[Collected data]
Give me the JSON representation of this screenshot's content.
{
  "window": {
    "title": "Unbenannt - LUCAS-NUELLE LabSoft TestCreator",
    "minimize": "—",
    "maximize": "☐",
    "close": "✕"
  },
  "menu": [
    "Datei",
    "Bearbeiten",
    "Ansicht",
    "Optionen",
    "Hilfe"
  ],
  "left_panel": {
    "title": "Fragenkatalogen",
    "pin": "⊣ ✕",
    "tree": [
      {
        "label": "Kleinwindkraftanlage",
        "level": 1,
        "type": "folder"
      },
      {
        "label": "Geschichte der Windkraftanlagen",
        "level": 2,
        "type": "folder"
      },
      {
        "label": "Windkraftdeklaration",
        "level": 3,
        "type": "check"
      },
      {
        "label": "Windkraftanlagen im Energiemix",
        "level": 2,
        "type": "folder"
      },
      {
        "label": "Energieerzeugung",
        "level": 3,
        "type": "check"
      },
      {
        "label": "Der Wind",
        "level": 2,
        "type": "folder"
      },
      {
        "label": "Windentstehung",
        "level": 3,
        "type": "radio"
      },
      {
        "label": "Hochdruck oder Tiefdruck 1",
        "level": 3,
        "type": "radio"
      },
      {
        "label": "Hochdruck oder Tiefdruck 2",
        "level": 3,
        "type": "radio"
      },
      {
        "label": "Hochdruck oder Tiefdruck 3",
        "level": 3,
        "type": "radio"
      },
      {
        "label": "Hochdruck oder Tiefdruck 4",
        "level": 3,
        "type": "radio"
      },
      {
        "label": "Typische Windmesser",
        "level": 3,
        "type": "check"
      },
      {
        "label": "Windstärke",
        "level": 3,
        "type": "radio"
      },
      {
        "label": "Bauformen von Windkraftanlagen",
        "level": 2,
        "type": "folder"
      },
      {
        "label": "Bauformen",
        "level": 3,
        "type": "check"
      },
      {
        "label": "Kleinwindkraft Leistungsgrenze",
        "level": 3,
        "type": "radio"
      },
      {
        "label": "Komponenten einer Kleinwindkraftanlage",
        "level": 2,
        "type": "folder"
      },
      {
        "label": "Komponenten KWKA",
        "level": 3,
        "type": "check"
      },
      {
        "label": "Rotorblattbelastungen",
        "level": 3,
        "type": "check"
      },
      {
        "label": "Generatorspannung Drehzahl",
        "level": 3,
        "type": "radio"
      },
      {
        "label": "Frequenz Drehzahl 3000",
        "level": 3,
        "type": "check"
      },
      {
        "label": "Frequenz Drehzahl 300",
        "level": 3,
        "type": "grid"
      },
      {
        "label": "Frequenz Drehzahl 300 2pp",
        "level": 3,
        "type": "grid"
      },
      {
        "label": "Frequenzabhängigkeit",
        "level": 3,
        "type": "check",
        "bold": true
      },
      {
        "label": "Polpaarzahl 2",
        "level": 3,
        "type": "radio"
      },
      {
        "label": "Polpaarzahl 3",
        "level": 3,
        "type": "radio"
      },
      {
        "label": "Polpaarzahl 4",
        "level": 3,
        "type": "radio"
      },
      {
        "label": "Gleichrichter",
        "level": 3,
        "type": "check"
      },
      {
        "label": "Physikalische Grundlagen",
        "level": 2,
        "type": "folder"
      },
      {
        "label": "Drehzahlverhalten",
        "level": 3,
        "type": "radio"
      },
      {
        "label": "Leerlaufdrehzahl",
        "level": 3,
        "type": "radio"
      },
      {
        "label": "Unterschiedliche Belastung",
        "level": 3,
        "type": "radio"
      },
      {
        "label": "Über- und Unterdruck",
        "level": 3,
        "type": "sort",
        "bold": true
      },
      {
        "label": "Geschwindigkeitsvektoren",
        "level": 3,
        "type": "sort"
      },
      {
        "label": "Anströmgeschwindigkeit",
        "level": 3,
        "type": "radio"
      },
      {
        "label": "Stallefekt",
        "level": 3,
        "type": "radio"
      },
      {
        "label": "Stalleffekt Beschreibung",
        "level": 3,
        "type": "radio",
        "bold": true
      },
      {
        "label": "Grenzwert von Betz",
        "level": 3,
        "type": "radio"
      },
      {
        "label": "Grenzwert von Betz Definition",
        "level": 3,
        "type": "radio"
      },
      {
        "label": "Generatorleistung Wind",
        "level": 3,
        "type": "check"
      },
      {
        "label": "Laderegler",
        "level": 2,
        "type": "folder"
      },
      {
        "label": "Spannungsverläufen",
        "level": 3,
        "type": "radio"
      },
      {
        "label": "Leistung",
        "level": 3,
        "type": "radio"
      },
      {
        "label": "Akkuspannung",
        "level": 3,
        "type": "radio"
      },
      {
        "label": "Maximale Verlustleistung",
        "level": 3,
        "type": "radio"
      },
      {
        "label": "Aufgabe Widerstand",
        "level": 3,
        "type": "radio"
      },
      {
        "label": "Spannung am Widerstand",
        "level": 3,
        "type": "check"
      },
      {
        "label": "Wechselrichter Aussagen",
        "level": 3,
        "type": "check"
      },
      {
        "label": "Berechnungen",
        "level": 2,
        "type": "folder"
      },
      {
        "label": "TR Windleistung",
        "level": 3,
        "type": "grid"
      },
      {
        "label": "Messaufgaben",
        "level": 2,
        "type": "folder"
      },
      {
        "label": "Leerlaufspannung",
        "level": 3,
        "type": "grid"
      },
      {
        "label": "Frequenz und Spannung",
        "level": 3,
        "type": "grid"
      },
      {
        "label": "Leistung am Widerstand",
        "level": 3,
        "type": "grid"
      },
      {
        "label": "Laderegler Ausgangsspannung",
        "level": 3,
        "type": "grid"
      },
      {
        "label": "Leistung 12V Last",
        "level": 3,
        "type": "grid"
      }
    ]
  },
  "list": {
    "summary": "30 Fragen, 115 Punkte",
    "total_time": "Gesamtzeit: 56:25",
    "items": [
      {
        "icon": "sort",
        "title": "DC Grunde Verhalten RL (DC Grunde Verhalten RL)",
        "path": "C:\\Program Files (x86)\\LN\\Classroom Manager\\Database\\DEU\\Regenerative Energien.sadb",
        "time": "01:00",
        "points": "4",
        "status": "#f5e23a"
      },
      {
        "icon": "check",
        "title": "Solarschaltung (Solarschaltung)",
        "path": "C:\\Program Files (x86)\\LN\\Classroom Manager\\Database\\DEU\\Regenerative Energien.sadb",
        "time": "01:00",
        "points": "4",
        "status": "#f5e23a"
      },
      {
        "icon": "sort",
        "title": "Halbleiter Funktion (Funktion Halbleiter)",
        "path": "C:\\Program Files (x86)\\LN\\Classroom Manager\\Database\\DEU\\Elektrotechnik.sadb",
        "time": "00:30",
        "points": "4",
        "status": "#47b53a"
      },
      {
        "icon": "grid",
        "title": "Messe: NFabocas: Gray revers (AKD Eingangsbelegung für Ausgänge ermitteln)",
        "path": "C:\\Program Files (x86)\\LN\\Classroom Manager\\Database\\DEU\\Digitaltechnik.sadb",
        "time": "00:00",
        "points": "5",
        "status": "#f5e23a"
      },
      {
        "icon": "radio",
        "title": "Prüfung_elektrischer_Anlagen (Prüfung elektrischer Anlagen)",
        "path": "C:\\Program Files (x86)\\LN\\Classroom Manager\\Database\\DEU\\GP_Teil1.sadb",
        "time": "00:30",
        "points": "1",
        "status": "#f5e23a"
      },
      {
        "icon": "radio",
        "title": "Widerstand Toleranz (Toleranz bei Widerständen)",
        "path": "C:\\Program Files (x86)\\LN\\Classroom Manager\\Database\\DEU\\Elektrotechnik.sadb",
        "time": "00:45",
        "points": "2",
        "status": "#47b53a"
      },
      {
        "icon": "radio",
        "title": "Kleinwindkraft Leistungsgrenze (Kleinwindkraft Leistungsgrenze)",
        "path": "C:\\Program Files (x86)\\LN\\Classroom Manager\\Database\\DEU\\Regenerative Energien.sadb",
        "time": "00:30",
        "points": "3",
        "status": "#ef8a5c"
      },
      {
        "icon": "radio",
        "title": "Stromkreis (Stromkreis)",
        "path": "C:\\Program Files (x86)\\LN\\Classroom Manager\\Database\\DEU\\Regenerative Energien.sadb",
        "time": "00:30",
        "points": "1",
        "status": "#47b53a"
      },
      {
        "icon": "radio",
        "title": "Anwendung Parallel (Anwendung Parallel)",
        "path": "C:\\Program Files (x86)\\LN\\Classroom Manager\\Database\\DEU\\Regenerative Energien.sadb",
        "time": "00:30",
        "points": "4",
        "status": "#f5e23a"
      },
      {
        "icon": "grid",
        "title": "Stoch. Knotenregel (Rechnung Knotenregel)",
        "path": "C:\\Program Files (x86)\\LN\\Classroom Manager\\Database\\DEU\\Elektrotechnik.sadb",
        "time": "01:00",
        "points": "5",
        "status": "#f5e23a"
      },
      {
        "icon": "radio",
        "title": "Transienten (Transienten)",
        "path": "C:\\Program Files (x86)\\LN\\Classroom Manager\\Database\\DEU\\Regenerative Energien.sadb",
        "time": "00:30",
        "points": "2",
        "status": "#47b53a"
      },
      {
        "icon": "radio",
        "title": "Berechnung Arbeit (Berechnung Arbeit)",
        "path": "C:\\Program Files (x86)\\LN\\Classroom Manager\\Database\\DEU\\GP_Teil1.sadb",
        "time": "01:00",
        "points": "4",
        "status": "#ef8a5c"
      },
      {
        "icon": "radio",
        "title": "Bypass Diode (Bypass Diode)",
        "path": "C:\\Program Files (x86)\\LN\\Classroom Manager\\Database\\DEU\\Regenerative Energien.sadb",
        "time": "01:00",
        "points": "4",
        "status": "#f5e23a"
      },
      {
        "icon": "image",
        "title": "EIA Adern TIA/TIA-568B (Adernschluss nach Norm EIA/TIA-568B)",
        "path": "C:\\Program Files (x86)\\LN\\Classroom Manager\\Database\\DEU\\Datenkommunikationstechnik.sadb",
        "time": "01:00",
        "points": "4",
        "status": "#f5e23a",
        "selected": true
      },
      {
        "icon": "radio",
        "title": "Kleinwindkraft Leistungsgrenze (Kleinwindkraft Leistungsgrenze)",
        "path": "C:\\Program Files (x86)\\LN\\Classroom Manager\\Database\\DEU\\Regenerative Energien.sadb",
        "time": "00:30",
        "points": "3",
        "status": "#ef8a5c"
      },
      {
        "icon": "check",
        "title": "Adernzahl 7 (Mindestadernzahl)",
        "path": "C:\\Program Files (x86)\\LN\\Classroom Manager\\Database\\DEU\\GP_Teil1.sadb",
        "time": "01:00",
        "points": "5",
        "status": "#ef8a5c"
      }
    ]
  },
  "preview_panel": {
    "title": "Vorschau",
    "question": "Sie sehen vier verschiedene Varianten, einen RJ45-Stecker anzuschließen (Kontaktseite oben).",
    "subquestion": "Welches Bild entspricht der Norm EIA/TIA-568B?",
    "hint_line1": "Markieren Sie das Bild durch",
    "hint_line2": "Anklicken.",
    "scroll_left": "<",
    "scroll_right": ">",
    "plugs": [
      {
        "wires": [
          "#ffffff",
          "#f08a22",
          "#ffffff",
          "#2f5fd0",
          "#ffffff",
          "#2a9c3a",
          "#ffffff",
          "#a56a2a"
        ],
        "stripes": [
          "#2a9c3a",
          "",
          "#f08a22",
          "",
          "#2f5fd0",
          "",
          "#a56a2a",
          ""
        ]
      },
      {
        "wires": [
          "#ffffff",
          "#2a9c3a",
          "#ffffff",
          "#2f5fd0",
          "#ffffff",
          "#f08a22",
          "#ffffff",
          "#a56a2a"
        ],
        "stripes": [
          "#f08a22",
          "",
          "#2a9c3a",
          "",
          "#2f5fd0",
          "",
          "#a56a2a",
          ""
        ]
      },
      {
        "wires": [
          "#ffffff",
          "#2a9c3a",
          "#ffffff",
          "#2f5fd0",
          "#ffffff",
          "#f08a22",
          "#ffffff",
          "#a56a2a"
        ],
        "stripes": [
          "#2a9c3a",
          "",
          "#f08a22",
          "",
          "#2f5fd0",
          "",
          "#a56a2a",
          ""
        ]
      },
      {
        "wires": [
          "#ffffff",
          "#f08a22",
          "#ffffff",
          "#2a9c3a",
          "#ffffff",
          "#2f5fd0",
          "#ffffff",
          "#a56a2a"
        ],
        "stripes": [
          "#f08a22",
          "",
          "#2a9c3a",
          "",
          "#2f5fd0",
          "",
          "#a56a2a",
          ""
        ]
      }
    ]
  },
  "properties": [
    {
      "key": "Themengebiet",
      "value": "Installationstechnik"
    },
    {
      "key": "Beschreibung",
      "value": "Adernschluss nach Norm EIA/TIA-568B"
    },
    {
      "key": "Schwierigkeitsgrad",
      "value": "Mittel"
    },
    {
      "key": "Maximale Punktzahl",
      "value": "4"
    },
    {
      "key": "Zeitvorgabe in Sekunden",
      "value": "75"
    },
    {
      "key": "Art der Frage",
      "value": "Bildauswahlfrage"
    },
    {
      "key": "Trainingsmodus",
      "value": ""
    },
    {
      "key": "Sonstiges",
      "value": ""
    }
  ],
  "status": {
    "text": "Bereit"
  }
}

▶ _Exercise requirements_: Which lines include "Kleinwindkraftanlage"? Copy each of them out.

▶ _Task result_:
        "label": "Kleinwindkraftanlage",
        "label": "Komponenten einer Kleinwindkraftanlage",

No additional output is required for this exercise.